**Exercise description**.
Make an exact copy of the records, with the pictures left out.

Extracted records
▬▬▬▬▬▬▬▬▬▬

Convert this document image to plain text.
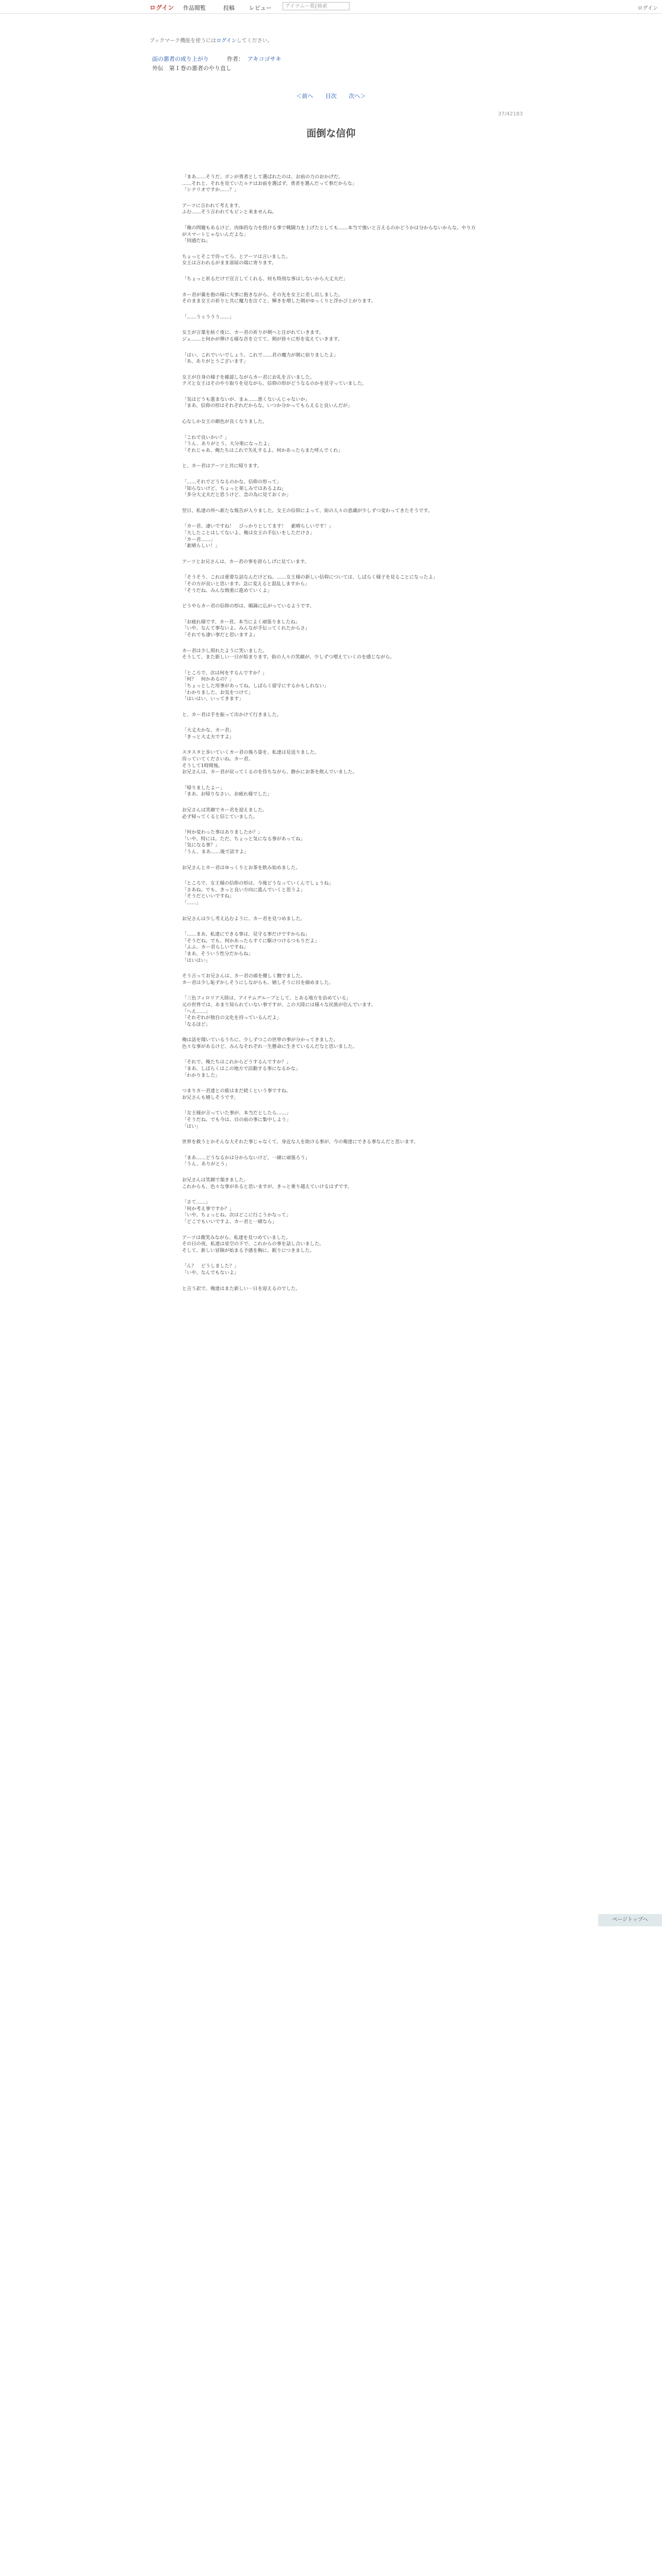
ログイン 作品閲覧	投稿	レビュー	アイテムー覧[検索	ログイン
ブックマーク機能を使うにはログインしてください。
面の悪者の成り上がり	作者： アキコゴサキ
外伝　第１巻の悪者のやり直し
＜前へ 目次 次へ＞
37/42183
面倒な信仰

「まあ……そうだ、ボンが勇者として選ばれたのは、お前の力のおかげだ。
……それと、それを見ていたルナはお前を選ばず、勇者を選んだって事だからな」
「シナリオですか……？」

アーツに言われて考えます。
ふむ……そう言われてもピンと来ませんね。

「俺の問題もあるけど、肉体的な力を授ける事で戦闘力を上げたとしても……本当で強いと言えるのかどうかは分からないからな。やり方がスマートじゃないんだよな」
「同感だね」

ちょっとそこで待ってろ、とアーツは言いました。
女王は言われるがまま部屋の端に寄ります。

「ちょっと祈るだけで宣言してくれる、何も特別な事はしないから大丈夫だ」

カー君が翼を抱の様に大事に抱きながら、その先を女王に差し出しました。
そのまま女王の祈りと共に魔力を注ぐと、輝きを増した剣がゆっくりと浮かび上がります。

「……うぅううう……」

女王が言葉を紡ぐ度に、カー君の祈りが剣へと注がれていきます。
ジェ……と何かが弾ける様な音を立てて、剣が徐々に形を変えていきます。

「はい、これでいいでしょう。これで……君の魔力が剣に宿りましたよ」
「あ、ありがとうございます」

女王が自身の様子を確認しながらカー君にお礼を言いました。
クズと女王はそのやり取りを見ながら、信仰の形がどうなるのかを見守っていました。

「気はどうも進まないが、まぁ……悪くないんじゃないか」
「まあ、信仰の形はそれぞれだからな。いつか分かってもらえると良いんだが」

心なしか女王の顔色が良くなりました。

「これで良いかい？」
「うん、ありがとう。大分楽になったよ」
「それじゃあ、俺たちはこれで失礼するよ。何かあったらまた呼んでくれ」

と、カー君はアーツと共に帰ります。

「……それでどうなるのかな、信仰の形って」
「知らないけど、ちょっと楽しみではあるよね」
「多分大丈夫だと思うけど、念の為に見ておくか」

翌日、私達の所へ新たな報告が入りました。女王の信仰によって、街の人々の意識が少しずつ変わってきたそうです。

「カー君、凄いですね！　ぴっかりとしてます！　素晴らしいです！」
「大したことはしてないよ、俺は女王の手伝いをしただけさ」
「カー君……」
「素晴らしい！」

アーツとお兄さんは、カー君の事を誇らしげに見ています。

「そうそう、これは重要な話なんだけどね。……女王様の新しい信仰については、しばらく様子を見ることになったよ」
「その方が良いと思います。急に変えると混乱しますから」
「そうだね、みんな慎重に進めていくよ」

どうやらカー君の信仰の形は、順調に広がっているようです。

「お疲れ様です、カー君。本当によく頑張りましたね」
「いや、なんて事ないよ。みんなが手伝ってくれたからさ」
「それでも凄い事だと思いますよ」

カー君は少し照れたように笑いました。
そうして、また新しい一日が始まります。街の人々の笑顔が、少しずつ増えていくのを感じながら。

「ところで、次は何をするんですか？」
「何？　何かあるの？」
「ちょっとした用事があってね。しばらく留守にするかもしれない」
「わかりました、お気をつけて」
「はいはい、いってきます」

と、カー君は手を振って出かけて行きました。

「大丈夫かな、カー君」
「きっと大丈夫ですよ」

スタスタと歩いていくカー君の後ろ姿を、私達は見送りました。
待っていてくださいね、カー君。
そうして1時間後。
お兄さんは、カー君が戻ってくるのを待ちながら、静かにお茶を飲んでいました。

「帰りましたよー」
「まあ、お帰りなさい。お疲れ様でした」

お兄さんは笑顔でカー君を迎えました。
必ず帰ってくると信じていました。

「何か変わった事はありましたか？」
「いや、特には。ただ、ちょっと気になる事があってね」
「気になる事？」
「うん、まあ……後で話すよ」

お兄さんとカー君はゆっくりとお茶を飲み始めました。

「ところで、女王様の信仰の形は、今後どうなっていくんでしょうね」
「さあね。でも、きっと良い方向に進んでいくと思うよ」
「そうだといいですね」
「……」

お兄さんは少し考え込むように、カー君を見つめました。

「……まあ、私達にできる事は、見守る事だけですからね」
「そうだね。でも、何かあったらすぐに駆けつけるつもりだよ」
「ふふ、カー君らしいですね」
「まあ、そういう性分だからね」
「はいはい」

そう言ってお兄さんは、カー君の頭を優しく撫でました。
カー君は少し恥ずかしそうにしながらも、嬉しそうに目を細めました。

「三色フィロリア大陸は、アイテムグループとして、とある地方を治めている」
元の世界では、あまり知られていない事ですが、この大陸には様々な民族が住んでいます。
「へえ……」
「それぞれが独自の文化を持っているんだよ」
「なるほど」

俺は話を聞いているうちに、少しずつこの世界の事が分かってきました。
色々な事があるけど、みんなそれぞれ一生懸命に生きているんだなと思いました。

「それで、俺たちはこれからどうするんですか？」
「まあ、しばらくはこの地方で活動する事になるかな」
「わかりました」

つまりカー君達との旅はまだ続くという事ですね。
お兄さんも嬉しそうです。

「女王様が言っていた事が、本当だとしたら……」
「そうだね。でも今は、目の前の事に集中しよう」
「はい」

世界を救うとかそんな大それた事じゃなくて、身近な人を助ける事が、今の俺達にできる事なんだと思います。

「まあ……どうなるかは分からないけど、一緒に頑張ろう」
「うん、ありがとう」

お兄さんは笑顔で頷きました。
これからも、色々な事があると思いますが、きっと乗り越えていけるはずです。

「さて……」
「何か考え事ですか？」
「いや、ちょっとね。次はどこに行こうかなって」
「どこでもいいですよ、カー君と一緒なら」

アーツは微笑みながら、私達を見つめていました。
その日の夜、私達は星空の下で、これからの事を話し合いました。
そして、新しい冒険が始まる予感を胸に、眠りにつきました。

「ん？　どうしました？」
「いや、なんでもないよ」

と言う訳で、俺達はまた新しい一日を迎えるのでした。

ページトップへ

▬▬▬▬▬▬▬▬▬▬

**Output of the task**.
Convert this document image to plain text.
ログイン 作品閲覧	投稿	レビュー	アイテムー覧[検索	ログイン
ブックマーク機能を使うにはログインしてください。
面の悪者の成り上がり	作者： アキコゴサキ
外伝　第１巻の悪者のやり直し
＜前へ 目次 次へ＞
37/42183
面倒な信仰

「まあ……そうだ、ボンが勇者として選ばれたのは、お前の力のおかげだ。
……それと、それを見ていたルナはお前を選ばず、勇者を選んだって事だからな」
「シナリオですか……？」

アーツに言われて考えます。
ふむ……そう言われてもピンと来ませんね。

「俺の問題もあるけど、肉体的な力を授ける事で戦闘力を上げたとしても……本当で強いと言えるのかどうかは分からないからな。やり方がスマートじゃないんだよな」
「同感だね」

ちょっとそこで待ってろ、とアーツは言いました。
女王は言われるがまま部屋の端に寄ります。

「ちょっと祈るだけで宣言してくれる、何も特別な事はしないから大丈夫だ」

カー君が翼を抱の様に大事に抱きながら、その先を女王に差し出しました。
そのまま女王の祈りと共に魔力を注ぐと、輝きを増した剣がゆっくりと浮かび上がります。

「……うぅううう……」

女王が言葉を紡ぐ度に、カー君の祈りが剣へと注がれていきます。
ジェ……と何かが弾ける様な音を立てて、剣が徐々に形を変えていきます。

「はい、これでいいでしょう。これで……君の魔力が剣に宿りましたよ」
「あ、ありがとうございます」

女王が自身の様子を確認しながらカー君にお礼を言いました。
クズと女王はそのやり取りを見ながら、信仰の形がどうなるのかを見守っていました。

「気はどうも進まないが、まぁ……悪くないんじゃないか」
「まあ、信仰の形はそれぞれだからな。いつか分かってもらえると良いんだが」

心なしか女王の顔色が良くなりました。

「これで良いかい？」
「うん、ありがとう。大分楽になったよ」
「それじゃあ、俺たちはこれで失礼するよ。何かあったらまた呼んでくれ」

と、カー君はアーツと共に帰ります。

「……それでどうなるのかな、信仰の形って」
「知らないけど、ちょっと楽しみではあるよね」
「多分大丈夫だと思うけど、念の為に見ておくか」

翌日、私達の所へ新たな報告が入りました。女王の信仰によって、街の人々の意識が少しずつ変わってきたそうです。

「カー君、凄いですね！　ぴっかりとしてます！　素晴らしいです！」
「大したことはしてないよ、俺は女王の手伝いをしただけさ」
「カー君……」
「素晴らしい！」

アーツとお兄さんは、カー君の事を誇らしげに見ています。

「そうそう、これは重要な話なんだけどね。……女王様の新しい信仰については、しばらく様子を見ることになったよ」
「その方が良いと思います。急に変えると混乱しますから」
「そうだね、みんな慎重に進めていくよ」

どうやらカー君の信仰の形は、順調に広がっているようです。

「お疲れ様です、カー君。本当によく頑張りましたね」
「いや、なんて事ないよ。みんなが手伝ってくれたからさ」
「それでも凄い事だと思いますよ」

カー君は少し照れたように笑いました。
そうして、また新しい一日が始まります。街の人々の笑顔が、少しずつ増えていくのを感じながら。

「ところで、次は何をするんですか？」
「何？　何かあるの？」
「ちょっとした用事があってね。しばらく留守にするかもしれない」
「わかりました、お気をつけて」
「はいはい、いってきます」

と、カー君は手を振って出かけて行きました。

「大丈夫かな、カー君」
「きっと大丈夫ですよ」

スタスタと歩いていくカー君の後ろ姿を、私達は見送りました。
待っていてくださいね、カー君。
そうして1時間後。
お兄さんは、カー君が戻ってくるのを待ちながら、静かにお茶を飲んでいました。

「帰りましたよー」
「まあ、お帰りなさい。お疲れ様でした」

お兄さんは笑顔でカー君を迎えました。
必ず帰ってくると信じていました。

「何か変わった事はありましたか？」
「いや、特には。ただ、ちょっと気になる事があってね」
「気になる事？」
「うん、まあ……後で話すよ」

お兄さんとカー君はゆっくりとお茶を飲み始めました。

「ところで、女王様の信仰の形は、今後どうなっていくんでしょうね」
「さあね。でも、きっと良い方向に進んでいくと思うよ」
「そうだといいですね」
「……」

お兄さんは少し考え込むように、カー君を見つめました。

「……まあ、私達にできる事は、見守る事だけですからね」
「そうだね。でも、何かあったらすぐに駆けつけるつもりだよ」
「ふふ、カー君らしいですね」
「まあ、そういう性分だからね」
「はいはい」

そう言ってお兄さんは、カー君の頭を優しく撫でました。
カー君は少し恥ずかしそうにしながらも、嬉しそうに目を細めました。

「三色フィロリア大陸は、アイテムグループとして、とある地方を治めている」
元の世界では、あまり知られていない事ですが、この大陸には様々な民族が住んでいます。
「へえ……」
「それぞれが独自の文化を持っているんだよ」
「なるほど」

俺は話を聞いているうちに、少しずつこの世界の事が分かってきました。
色々な事があるけど、みんなそれぞれ一生懸命に生きているんだなと思いました。

「それで、俺たちはこれからどうするんですか？」
「まあ、しばらくはこの地方で活動する事になるかな」
「わかりました」

つまりカー君達との旅はまだ続くという事ですね。
お兄さんも嬉しそうです。

「女王様が言っていた事が、本当だとしたら……」
「そうだね。でも今は、目の前の事に集中しよう」
「はい」

世界を救うとかそんな大それた事じゃなくて、身近な人を助ける事が、今の俺達にできる事なんだと思います。

「まあ……どうなるかは分からないけど、一緒に頑張ろう」
「うん、ありがとう」

お兄さんは笑顔で頷きました。
これからも、色々な事があると思いますが、きっと乗り越えていけるはずです。

「さて……」
「何か考え事ですか？」
「いや、ちょっとね。次はどこに行こうかなって」
「どこでもいいですよ、カー君と一緒なら」

アーツは微笑みながら、私達を見つめていました。
その日の夜、私達は星空の下で、これからの事を話し合いました。
そして、新しい冒険が始まる予感を胸に、眠りにつきました。

「ん？　どうしました？」
「いや、なんでもないよ」

と言う訳で、俺達はまた新しい一日を迎えるのでした。

ページトップへ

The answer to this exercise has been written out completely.